▸ EXERCISE DATA:
::::::

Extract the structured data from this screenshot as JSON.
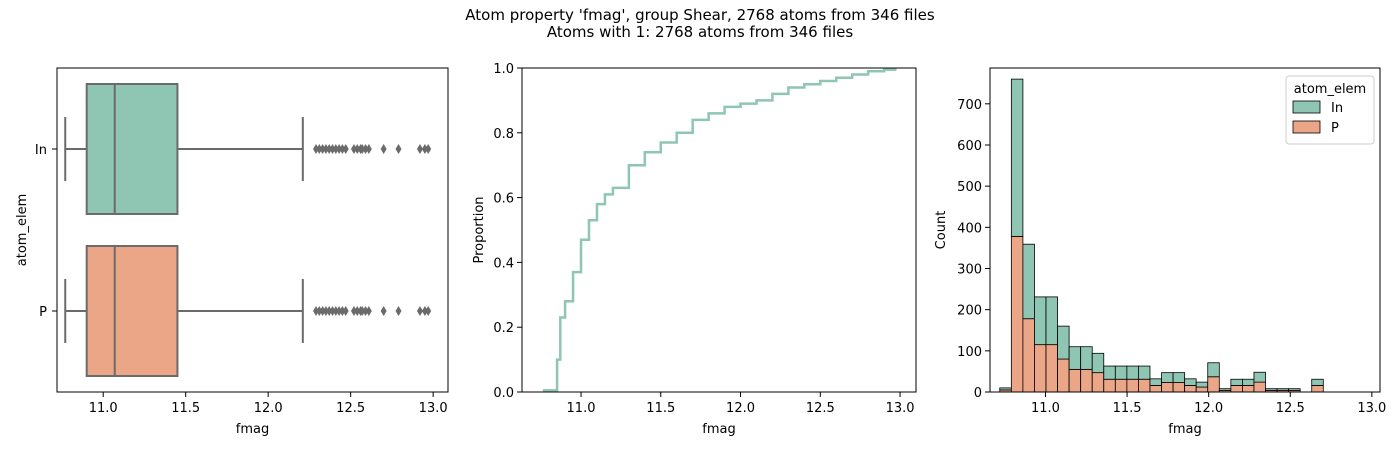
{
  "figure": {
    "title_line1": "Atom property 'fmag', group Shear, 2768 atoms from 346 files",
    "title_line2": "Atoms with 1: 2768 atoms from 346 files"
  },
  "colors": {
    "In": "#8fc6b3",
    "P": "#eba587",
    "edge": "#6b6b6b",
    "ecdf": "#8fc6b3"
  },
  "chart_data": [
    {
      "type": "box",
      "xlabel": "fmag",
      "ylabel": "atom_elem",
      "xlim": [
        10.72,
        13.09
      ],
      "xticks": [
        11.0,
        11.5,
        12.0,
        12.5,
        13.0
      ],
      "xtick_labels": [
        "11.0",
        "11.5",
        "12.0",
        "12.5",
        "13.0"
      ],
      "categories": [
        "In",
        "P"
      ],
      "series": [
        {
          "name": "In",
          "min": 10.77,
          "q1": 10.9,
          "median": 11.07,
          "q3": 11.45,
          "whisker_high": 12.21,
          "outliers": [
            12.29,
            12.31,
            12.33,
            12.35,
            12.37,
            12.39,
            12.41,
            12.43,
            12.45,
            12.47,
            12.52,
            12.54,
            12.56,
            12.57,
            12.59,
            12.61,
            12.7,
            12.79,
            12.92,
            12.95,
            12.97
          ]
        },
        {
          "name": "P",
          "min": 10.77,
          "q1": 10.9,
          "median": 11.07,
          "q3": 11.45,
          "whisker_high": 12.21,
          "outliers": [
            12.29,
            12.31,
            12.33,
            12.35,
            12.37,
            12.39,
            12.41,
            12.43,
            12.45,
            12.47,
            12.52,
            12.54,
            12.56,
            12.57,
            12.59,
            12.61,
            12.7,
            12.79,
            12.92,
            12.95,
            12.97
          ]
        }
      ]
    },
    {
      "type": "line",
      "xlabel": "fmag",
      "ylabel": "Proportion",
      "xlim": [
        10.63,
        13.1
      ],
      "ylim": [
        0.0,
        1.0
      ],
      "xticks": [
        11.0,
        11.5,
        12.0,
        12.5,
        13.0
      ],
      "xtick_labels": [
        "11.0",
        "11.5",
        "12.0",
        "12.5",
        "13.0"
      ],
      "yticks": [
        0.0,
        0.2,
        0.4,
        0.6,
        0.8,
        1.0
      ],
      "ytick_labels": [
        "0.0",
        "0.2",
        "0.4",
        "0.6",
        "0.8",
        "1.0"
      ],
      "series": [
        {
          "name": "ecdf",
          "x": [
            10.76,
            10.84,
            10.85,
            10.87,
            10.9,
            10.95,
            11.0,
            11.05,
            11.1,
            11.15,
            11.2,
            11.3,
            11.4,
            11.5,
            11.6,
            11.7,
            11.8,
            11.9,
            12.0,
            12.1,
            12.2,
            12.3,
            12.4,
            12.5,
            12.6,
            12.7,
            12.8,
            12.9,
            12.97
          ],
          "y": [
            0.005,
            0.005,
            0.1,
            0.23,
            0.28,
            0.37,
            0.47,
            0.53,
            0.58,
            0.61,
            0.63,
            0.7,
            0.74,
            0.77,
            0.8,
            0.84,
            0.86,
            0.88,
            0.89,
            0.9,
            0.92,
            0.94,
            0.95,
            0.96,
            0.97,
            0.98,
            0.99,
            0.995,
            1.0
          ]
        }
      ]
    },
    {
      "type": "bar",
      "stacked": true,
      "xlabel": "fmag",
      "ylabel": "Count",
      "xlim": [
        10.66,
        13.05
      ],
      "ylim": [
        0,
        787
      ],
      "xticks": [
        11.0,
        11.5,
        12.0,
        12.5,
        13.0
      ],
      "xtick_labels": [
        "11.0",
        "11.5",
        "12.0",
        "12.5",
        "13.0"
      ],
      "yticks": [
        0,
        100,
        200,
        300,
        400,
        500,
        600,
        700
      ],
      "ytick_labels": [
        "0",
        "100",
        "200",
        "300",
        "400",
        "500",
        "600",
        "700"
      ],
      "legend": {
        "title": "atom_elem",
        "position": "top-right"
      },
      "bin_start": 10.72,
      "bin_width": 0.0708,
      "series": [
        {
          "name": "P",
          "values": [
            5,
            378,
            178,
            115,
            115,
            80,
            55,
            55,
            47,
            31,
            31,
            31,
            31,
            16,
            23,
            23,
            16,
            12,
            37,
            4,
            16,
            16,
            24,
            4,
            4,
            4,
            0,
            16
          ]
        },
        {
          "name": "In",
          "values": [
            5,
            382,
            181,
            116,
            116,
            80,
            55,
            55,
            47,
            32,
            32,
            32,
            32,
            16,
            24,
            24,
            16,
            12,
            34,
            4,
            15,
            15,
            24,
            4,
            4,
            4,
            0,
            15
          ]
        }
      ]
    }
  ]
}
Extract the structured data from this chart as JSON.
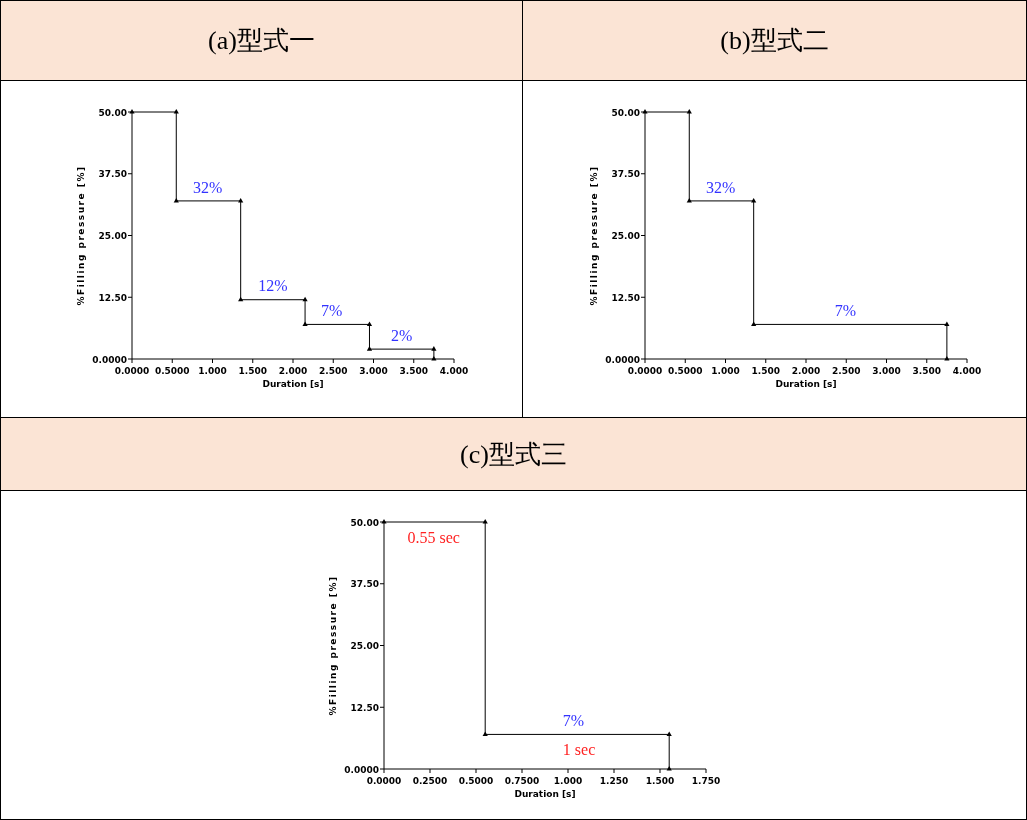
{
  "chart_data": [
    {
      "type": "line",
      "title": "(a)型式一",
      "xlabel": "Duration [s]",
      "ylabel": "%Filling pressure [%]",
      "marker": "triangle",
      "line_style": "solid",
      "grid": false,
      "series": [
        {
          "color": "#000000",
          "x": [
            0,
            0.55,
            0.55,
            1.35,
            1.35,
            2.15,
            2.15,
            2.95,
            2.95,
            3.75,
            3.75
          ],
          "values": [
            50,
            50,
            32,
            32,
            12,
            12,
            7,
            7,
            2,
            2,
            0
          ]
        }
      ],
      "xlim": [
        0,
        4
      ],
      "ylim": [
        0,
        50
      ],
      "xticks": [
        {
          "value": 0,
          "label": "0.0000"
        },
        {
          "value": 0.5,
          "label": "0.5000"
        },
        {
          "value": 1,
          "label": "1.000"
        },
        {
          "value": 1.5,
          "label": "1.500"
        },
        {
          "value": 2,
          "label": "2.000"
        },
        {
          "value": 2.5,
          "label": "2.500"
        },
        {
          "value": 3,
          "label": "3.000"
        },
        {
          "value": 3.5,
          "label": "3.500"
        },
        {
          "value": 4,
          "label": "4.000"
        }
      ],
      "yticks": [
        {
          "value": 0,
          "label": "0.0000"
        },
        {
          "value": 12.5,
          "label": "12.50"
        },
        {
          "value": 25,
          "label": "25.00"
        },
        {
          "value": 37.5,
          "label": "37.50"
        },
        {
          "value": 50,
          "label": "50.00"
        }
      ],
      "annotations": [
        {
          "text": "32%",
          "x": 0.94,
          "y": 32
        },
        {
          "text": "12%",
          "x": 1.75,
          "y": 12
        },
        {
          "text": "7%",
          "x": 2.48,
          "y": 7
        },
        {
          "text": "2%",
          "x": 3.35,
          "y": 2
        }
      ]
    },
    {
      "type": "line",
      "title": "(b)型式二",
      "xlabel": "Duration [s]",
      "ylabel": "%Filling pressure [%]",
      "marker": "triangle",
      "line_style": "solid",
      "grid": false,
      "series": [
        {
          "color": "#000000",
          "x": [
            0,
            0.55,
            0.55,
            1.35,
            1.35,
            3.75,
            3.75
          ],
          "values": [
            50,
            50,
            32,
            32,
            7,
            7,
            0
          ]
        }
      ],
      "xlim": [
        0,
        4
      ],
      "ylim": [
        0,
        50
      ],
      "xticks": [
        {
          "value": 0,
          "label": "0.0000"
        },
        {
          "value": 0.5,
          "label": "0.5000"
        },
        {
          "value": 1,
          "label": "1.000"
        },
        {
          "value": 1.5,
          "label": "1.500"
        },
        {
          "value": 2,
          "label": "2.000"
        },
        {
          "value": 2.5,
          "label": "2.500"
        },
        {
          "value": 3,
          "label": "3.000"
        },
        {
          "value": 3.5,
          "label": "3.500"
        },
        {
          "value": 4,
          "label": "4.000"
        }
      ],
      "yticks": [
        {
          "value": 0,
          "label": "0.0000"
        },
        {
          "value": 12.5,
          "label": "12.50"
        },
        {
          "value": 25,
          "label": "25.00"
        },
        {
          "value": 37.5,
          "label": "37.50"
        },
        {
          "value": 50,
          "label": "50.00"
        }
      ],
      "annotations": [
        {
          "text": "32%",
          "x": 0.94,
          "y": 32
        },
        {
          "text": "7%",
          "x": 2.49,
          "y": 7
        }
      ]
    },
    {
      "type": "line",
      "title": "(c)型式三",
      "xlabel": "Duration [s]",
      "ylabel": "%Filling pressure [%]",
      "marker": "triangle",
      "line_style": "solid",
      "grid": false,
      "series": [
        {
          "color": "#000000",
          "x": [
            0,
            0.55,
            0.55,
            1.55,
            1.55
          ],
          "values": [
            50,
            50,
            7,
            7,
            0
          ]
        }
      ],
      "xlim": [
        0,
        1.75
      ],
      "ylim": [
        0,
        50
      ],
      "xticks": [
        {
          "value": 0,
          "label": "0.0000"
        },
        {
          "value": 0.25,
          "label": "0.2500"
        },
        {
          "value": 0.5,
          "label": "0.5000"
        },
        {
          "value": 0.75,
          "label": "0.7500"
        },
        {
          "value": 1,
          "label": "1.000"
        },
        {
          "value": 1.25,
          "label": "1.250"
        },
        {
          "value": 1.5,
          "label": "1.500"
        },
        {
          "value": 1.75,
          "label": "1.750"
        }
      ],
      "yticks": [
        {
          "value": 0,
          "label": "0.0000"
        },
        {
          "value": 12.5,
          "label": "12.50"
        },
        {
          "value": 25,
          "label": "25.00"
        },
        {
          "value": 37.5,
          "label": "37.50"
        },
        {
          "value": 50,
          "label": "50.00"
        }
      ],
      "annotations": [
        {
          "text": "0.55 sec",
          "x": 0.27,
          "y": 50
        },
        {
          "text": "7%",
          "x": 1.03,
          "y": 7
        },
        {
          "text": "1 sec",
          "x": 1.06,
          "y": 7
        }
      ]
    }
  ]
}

::::::

▸ SHORT TASK: Identify the lines that hold the word "JSON". Copy every one of them.

▸ SOLUTION FOR THIS TASK:
Extract the structured data from this screenshot as JSON.
Extract the structured data from this chart as JSON.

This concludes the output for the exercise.